■ PROBLEM DETAILS ■
Copy out all of the material exactly as presented.

(Extracted records)
● ● ●
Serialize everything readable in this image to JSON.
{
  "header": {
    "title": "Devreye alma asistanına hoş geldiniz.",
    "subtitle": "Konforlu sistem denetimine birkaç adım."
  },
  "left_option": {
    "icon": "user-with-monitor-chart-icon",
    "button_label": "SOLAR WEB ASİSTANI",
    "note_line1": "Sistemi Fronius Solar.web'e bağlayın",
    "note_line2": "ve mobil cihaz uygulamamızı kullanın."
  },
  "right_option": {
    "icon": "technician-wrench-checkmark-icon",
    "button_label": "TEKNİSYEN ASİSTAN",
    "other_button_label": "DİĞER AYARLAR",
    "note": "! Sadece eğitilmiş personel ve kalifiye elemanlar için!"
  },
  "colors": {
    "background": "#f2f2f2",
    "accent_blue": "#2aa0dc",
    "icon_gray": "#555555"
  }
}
● ● ●
■ OUTPUT OF THE TASK ■
Serialize everything readable in this image to JSON.
{
  "header": {
    "title": "Devreye alma asistanına hoş geldiniz.",
    "subtitle": "Konforlu sistem denetimine birkaç adım."
  },
  "left_option": {
    "icon": "user-with-monitor-chart-icon",
    "button_label": "SOLAR WEB ASİSTANI",
    "note_line1": "Sistemi Fronius Solar.web'e bağlayın",
    "note_line2": "ve mobil cihaz uygulamamızı kullanın."
  },
  "right_option": {
    "icon": "technician-wrench-checkmark-icon",
    "button_label": "TEKNİSYEN ASİSTAN",
    "other_button_label": "DİĞER AYARLAR",
    "note": "! Sadece eğitilmiş personel ve kalifiye elemanlar için!"
  },
  "colors": {
    "background": "#f2f2f2",
    "accent_blue": "#2aa0dc",
    "icon_gray": "#555555"
  }
}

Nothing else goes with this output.